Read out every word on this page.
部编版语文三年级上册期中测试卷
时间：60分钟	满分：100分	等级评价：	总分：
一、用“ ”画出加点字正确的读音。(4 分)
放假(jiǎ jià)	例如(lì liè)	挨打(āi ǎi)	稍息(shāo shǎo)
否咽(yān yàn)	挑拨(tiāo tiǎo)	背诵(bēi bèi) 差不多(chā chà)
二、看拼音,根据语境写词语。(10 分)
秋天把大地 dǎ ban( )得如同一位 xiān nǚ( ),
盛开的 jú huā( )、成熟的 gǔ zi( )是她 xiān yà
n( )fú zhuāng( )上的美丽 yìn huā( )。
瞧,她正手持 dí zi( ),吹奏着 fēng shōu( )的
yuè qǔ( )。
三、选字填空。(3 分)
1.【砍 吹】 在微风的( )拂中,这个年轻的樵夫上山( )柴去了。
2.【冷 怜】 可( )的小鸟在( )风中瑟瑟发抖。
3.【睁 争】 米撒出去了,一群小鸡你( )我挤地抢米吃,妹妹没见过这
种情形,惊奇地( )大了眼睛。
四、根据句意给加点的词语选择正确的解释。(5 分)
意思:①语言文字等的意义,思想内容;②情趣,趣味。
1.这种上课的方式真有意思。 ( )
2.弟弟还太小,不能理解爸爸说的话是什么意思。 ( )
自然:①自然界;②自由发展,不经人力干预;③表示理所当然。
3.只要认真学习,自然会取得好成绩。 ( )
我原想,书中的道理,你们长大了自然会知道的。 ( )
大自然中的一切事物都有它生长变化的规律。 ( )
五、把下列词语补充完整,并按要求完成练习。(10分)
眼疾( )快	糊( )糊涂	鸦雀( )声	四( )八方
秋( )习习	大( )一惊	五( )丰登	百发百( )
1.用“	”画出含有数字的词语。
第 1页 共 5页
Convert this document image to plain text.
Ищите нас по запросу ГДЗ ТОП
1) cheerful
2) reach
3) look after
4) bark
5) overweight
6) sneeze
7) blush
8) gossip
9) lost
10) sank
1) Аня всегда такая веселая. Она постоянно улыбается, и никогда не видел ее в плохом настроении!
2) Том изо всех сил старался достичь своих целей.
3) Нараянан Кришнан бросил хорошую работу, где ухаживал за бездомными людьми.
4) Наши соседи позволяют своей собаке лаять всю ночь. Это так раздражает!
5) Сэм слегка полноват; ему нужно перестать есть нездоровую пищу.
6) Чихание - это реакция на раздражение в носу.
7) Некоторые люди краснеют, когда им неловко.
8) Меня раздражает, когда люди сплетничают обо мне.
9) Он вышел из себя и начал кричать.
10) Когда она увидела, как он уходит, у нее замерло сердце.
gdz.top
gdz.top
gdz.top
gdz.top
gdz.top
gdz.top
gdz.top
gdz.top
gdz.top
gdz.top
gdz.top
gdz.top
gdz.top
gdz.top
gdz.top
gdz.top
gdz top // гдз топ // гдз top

GIVEN EXERCISE: Output each record exactly, leaving nothing out.

CORRECT OUTPUT:
Read out every word on this page.
部编版语文三年级上册期中测试卷
时间：60分钟	满分：100分	等级评价：	总分：
一、用“ ”画出加点字正确的读音。(4 分)
放假(jiǎ jià)	例如(lì liè)	挨打(āi ǎi)	稍息(shāo shǎo)
否咽(yān yàn)	挑拨(tiāo tiǎo)	背诵(bēi bèi) 差不多(chā chà)
二、看拼音,根据语境写词语。(10 分)
秋天把大地 dǎ ban( )得如同一位 xiān nǚ( ),
盛开的 jú huā( )、成熟的 gǔ zi( )是她 xiān yà
n( )fú zhuāng( )上的美丽 yìn huā( )。
瞧,她正手持 dí zi( ),吹奏着 fēng shōu( )的
yuè qǔ( )。
三、选字填空。(3 分)
1.【砍 吹】 在微风的( )拂中,这个年轻的樵夫上山( )柴去了。
2.【冷 怜】 可( )的小鸟在( )风中瑟瑟发抖。
3.【睁 争】 米撒出去了,一群小鸡你( )我挤地抢米吃,妹妹没见过这
种情形,惊奇地( )大了眼睛。
四、根据句意给加点的词语选择正确的解释。(5 分)
意思:①语言文字等的意义,思想内容;②情趣,趣味。
1.这种上课的方式真有意思。 ( )
2.弟弟还太小,不能理解爸爸说的话是什么意思。 ( )
自然:①自然界;②自由发展,不经人力干预;③表示理所当然。
3.只要认真学习,自然会取得好成绩。 ( )
我原想,书中的道理,你们长大了自然会知道的。 ( )
大自然中的一切事物都有它生长变化的规律。 ( )
五、把下列词语补充完整,并按要求完成练习。(10分)
眼疾( )快	糊( )糊涂	鸦雀( )声	四( )八方
秋( )习习	大( )一惊	五( )丰登	百发百( )
1.用“	”画出含有数字的词语。
第 1页 共 5页
Convert this document image to plain text.
Ищите нас по запросу ГДЗ ТОП
1) cheerful
2) reach
3) look after
4) bark
5) overweight
6) sneeze
7) blush
8) gossip
9) lost
10) sank
1) Аня всегда такая веселая. Она постоянно улыбается, и никогда не видел ее в плохом настроении!
2) Том изо всех сил старался достичь своих целей.
3) Нараянан Кришнан бросил хорошую работу, где ухаживал за бездомными людьми.
4) Наши соседи позволяют своей собаке лаять всю ночь. Это так раздражает!
5) Сэм слегка полноват; ему нужно перестать есть нездоровую пищу.
6) Чихание - это реакция на раздражение в носу.
7) Некоторые люди краснеют, когда им неловко.
8) Меня раздражает, когда люди сплетничают обо мне.
9) Он вышел из себя и начал кричать.
10) Когда она увидела, как он уходит, у нее замерло сердце.
gdz.top
gdz.top
gdz.top
gdz.top
gdz.top
gdz.top
gdz.top
gdz.top
gdz.top
gdz.top
gdz.top
gdz.top
gdz.top
gdz.top
gdz.top
gdz.top
gdz top // гдз топ // гдз top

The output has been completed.